- [Data rows]:

'''

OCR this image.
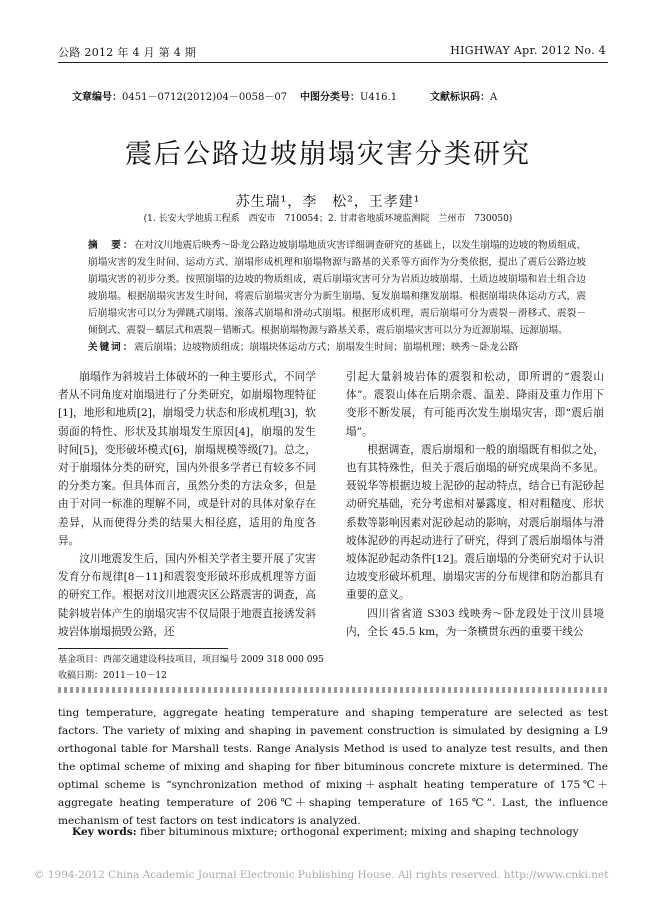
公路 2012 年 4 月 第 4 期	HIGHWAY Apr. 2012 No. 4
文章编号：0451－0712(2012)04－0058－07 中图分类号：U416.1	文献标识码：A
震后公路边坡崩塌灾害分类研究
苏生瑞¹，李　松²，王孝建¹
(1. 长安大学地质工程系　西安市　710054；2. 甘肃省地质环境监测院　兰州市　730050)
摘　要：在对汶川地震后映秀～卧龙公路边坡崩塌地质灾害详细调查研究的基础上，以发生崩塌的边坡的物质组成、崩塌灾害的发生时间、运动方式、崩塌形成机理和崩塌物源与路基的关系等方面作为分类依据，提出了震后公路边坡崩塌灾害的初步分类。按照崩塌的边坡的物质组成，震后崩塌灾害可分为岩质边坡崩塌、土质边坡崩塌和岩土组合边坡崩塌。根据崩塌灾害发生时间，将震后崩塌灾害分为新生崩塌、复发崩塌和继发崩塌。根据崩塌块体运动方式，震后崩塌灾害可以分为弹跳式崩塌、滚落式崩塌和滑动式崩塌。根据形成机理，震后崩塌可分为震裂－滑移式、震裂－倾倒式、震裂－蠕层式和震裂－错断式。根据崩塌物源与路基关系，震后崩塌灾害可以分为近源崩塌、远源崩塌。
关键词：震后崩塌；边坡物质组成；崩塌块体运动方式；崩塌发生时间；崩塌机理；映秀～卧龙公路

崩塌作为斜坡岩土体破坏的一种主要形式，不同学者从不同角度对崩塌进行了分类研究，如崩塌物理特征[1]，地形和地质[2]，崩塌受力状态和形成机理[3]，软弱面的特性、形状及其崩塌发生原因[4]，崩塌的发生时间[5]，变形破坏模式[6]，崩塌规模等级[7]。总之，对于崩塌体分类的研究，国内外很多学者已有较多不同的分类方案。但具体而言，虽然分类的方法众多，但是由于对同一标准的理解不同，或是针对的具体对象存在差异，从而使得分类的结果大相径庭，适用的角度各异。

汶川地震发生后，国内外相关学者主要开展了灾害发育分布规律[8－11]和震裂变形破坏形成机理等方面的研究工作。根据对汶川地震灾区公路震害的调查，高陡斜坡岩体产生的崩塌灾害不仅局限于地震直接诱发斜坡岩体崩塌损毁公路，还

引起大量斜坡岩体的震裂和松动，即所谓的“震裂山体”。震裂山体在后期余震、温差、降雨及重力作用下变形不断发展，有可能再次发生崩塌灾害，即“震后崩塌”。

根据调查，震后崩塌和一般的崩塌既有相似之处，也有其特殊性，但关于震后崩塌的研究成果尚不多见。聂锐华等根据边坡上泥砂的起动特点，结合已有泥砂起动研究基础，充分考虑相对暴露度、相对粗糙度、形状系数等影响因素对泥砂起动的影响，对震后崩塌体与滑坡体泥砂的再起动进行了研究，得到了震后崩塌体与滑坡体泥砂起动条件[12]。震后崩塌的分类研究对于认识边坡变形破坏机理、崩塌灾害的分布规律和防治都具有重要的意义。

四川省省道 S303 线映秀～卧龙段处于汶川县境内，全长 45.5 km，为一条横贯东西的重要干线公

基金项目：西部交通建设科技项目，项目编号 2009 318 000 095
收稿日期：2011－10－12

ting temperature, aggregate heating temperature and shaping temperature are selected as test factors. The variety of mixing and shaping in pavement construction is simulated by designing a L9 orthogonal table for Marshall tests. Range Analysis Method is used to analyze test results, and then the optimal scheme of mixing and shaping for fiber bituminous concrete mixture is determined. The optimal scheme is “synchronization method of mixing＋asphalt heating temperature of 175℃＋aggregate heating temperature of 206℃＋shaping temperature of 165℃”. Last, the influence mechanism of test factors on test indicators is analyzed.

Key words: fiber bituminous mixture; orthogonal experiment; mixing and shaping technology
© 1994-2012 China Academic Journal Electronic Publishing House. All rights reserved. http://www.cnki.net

'''
'''

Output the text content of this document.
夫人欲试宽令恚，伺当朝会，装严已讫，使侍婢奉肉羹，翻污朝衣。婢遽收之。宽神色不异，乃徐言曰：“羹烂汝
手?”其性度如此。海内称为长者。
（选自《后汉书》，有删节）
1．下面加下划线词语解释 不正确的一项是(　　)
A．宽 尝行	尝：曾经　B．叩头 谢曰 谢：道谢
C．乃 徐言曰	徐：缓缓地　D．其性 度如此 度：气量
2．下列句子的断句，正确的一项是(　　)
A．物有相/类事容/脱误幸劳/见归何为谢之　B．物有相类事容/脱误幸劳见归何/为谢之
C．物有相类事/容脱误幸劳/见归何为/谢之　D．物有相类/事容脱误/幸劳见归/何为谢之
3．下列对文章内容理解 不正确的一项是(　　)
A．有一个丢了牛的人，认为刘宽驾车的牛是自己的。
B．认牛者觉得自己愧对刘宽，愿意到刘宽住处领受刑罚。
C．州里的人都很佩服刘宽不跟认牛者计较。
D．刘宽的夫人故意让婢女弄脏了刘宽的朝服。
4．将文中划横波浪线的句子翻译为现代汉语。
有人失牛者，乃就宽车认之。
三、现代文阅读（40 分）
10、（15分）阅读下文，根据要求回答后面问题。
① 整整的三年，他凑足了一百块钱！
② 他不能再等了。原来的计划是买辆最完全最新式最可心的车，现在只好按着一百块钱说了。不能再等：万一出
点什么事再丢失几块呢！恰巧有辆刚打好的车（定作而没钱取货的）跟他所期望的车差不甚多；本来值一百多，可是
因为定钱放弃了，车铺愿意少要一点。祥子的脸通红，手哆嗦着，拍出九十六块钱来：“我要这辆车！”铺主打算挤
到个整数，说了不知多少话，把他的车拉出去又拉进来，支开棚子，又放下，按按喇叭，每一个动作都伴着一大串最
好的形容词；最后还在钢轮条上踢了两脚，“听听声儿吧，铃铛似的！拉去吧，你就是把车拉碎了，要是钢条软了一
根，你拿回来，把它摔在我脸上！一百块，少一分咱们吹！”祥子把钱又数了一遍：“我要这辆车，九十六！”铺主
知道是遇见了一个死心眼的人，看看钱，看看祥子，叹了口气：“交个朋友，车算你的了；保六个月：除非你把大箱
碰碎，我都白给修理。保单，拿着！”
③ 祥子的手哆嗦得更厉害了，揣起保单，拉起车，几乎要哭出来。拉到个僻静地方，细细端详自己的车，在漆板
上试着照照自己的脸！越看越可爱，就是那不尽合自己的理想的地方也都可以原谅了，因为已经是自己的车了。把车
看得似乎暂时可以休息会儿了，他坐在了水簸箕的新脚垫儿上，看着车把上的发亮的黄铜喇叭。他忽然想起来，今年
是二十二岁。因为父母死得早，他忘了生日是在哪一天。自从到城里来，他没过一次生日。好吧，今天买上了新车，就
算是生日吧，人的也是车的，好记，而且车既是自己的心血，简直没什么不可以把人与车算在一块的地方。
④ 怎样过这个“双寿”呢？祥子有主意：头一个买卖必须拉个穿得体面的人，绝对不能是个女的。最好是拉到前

'''

- [What you should do]: Search the preceding listing for the word "this" and pull out every line that holds it.

- [Solution]:
OCR this image.
Output the text content of this document.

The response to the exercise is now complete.